Stored data
━━━

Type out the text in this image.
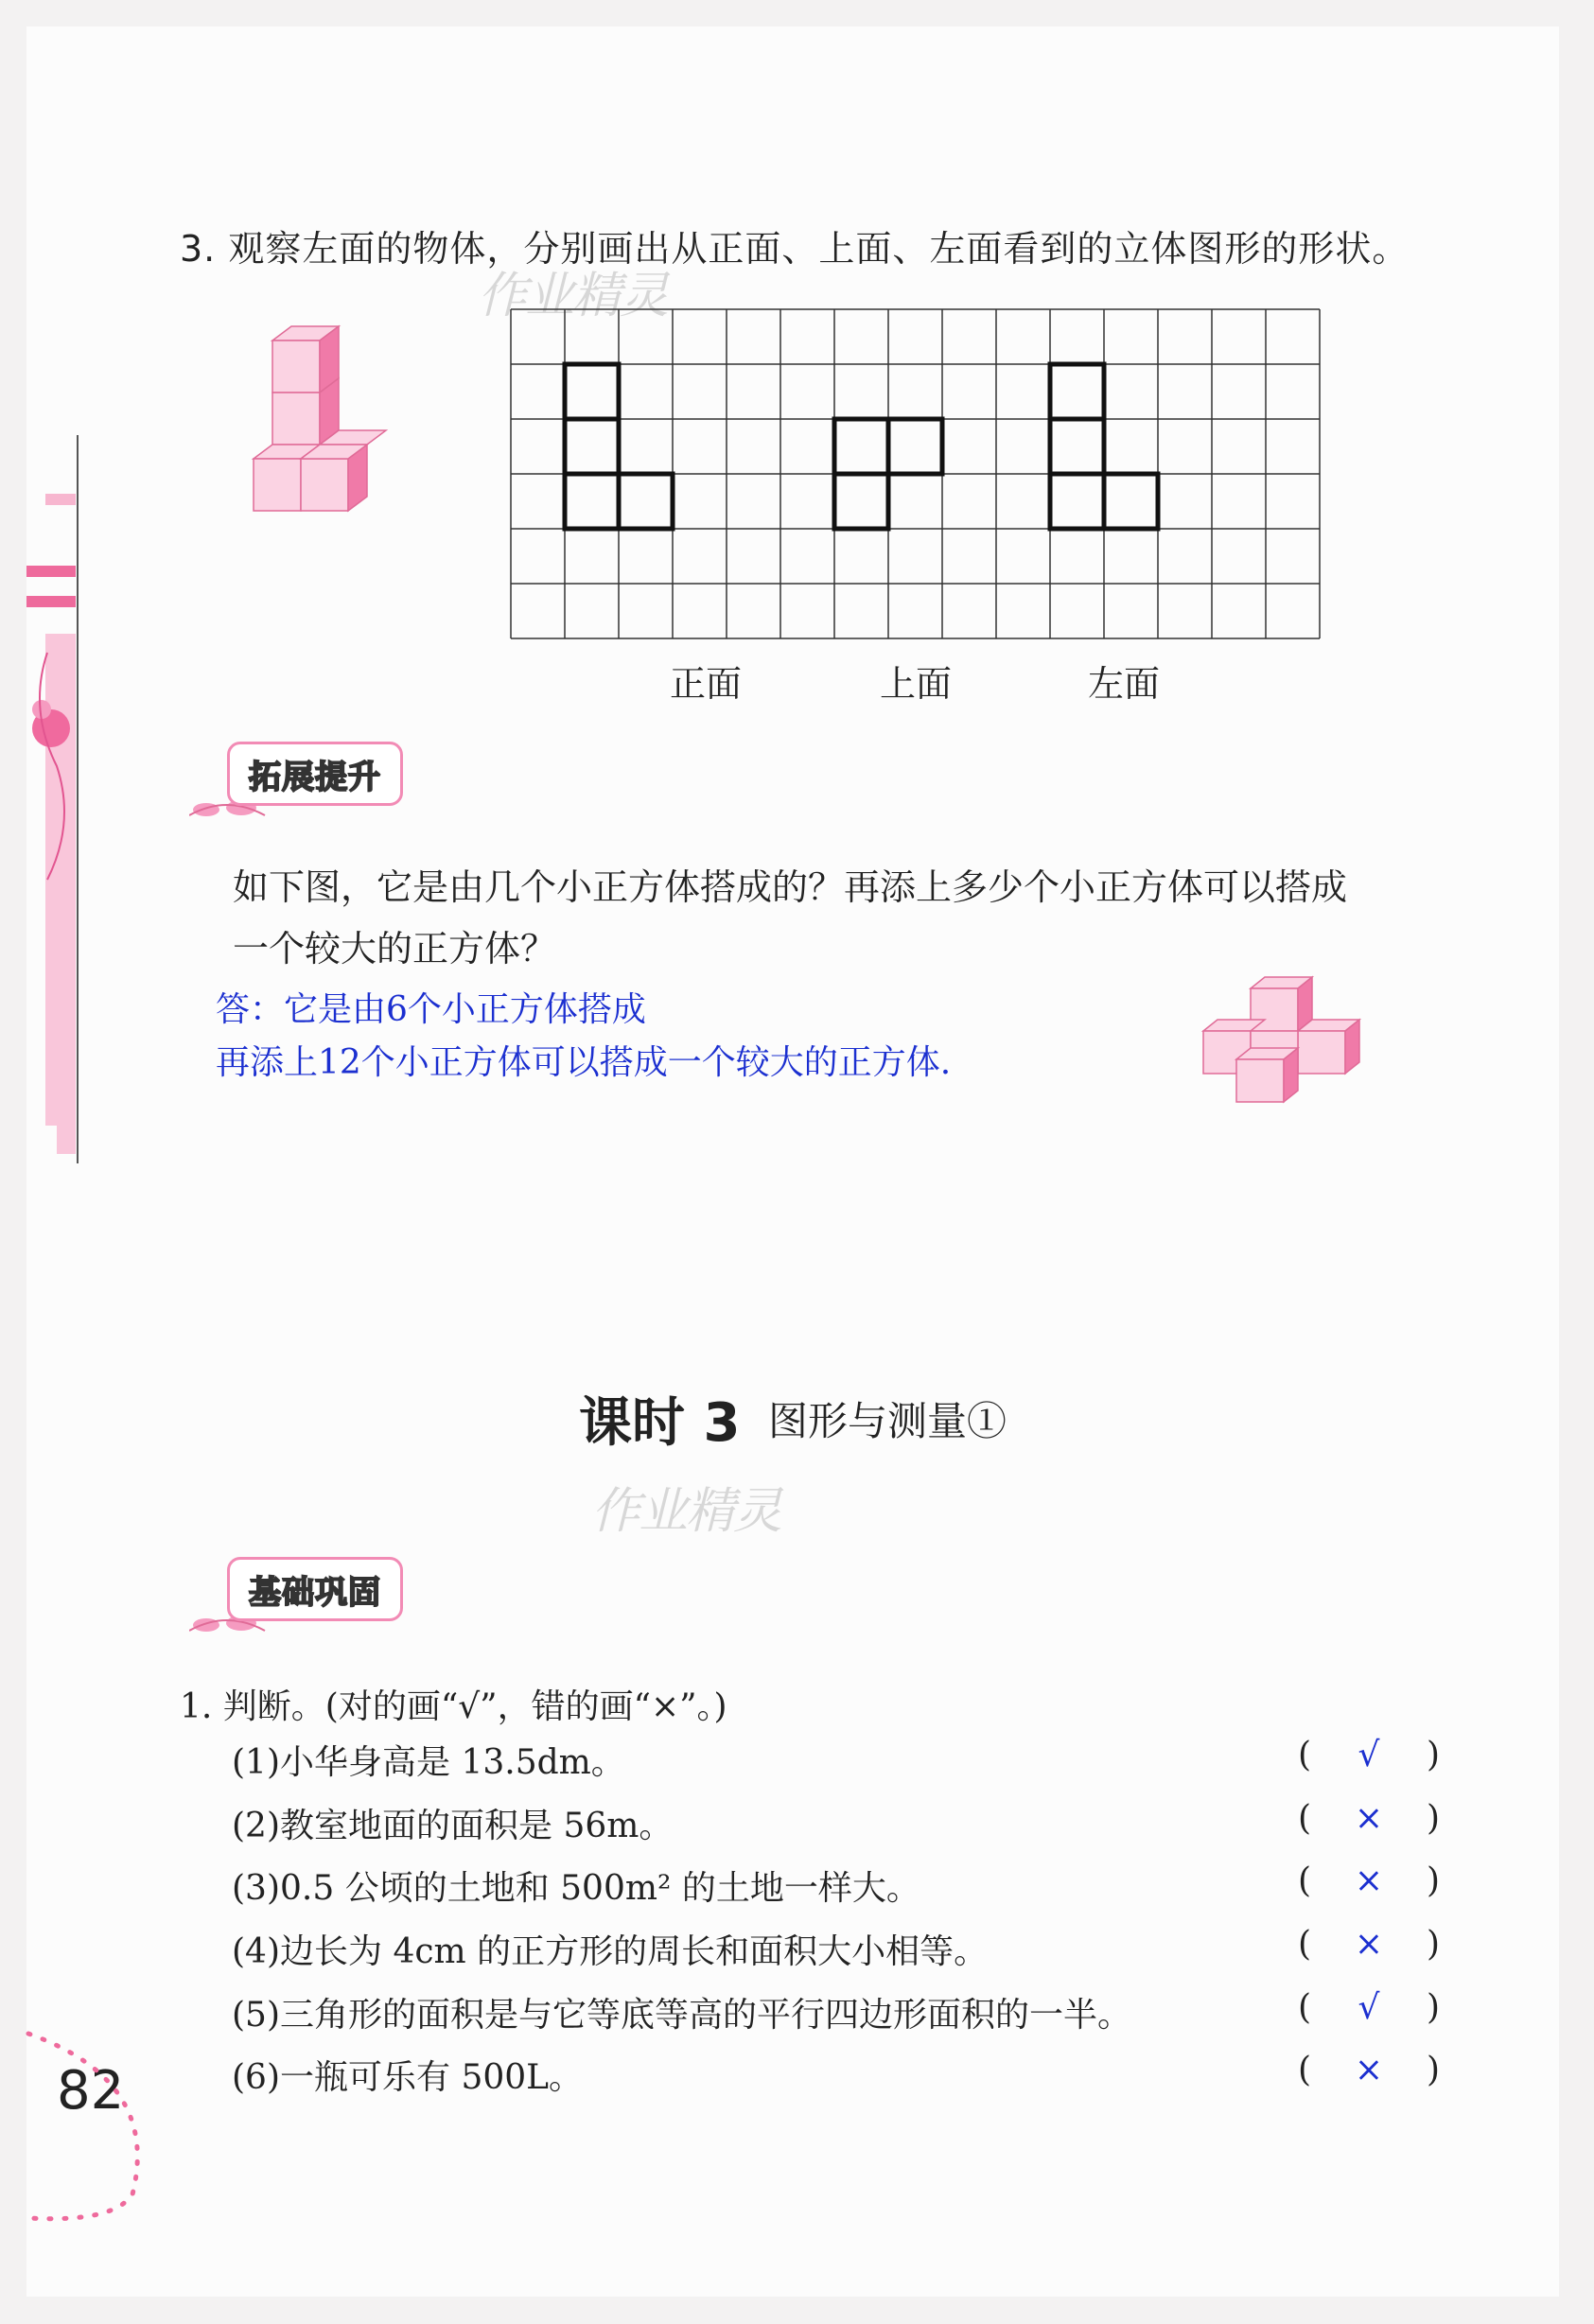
3. 观察左面的物体，分别画出从正面、上面、左面看到的立体图形的形状。
作业精灵
正面	上面	左面
拓展提升
如下图，它是由几个小正方体搭成的？再添上多少个小正方体可以搭成
一个较大的正方体？
答：它是由6个小正方体搭成
再添上12个小正方体可以搭成一个较大的正方体.
课时 3 图形与测量①
作业精灵
基础巩固
1. 判断。(对的画“√”，错的画“×”。)
(1)小华身高是 13.5dm。	( √ )
(2)教室地面的面积是 56m。	( × )
(3)0.5 公顷的土地和 500m² 的土地一样大。	( × )
(4)边长为 4cm 的正方形的周长和面积大小相等。	( × )
(5)三角形的面积是与它等底等高的平行四边形面积的一半。	( √ )
(6)一瓶可乐有 500L。	( × )
82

━━━

Repeat the records in full, exactly as they appear, without the pictures.

Type out the text in this image.
3. 观察左面的物体，分别画出从正面、上面、左面看到的立体图形的形状。
作业精灵
正面	上面	左面
拓展提升
如下图，它是由几个小正方体搭成的？再添上多少个小正方体可以搭成
一个较大的正方体？
答：它是由6个小正方体搭成
再添上12个小正方体可以搭成一个较大的正方体.
课时 3 图形与测量①
作业精灵
基础巩固
1. 判断。(对的画“√”，错的画“×”。)
(1)小华身高是 13.5dm。	( √ )
(2)教室地面的面积是 56m。	( × )
(3)0.5 公顷的土地和 500m² 的土地一样大。	( × )
(4)边长为 4cm 的正方形的周长和面积大小相等。	( × )
(5)三角形的面积是与它等底等高的平行四边形面积的一半。	( √ )
(6)一瓶可乐有 500L。	( × )
82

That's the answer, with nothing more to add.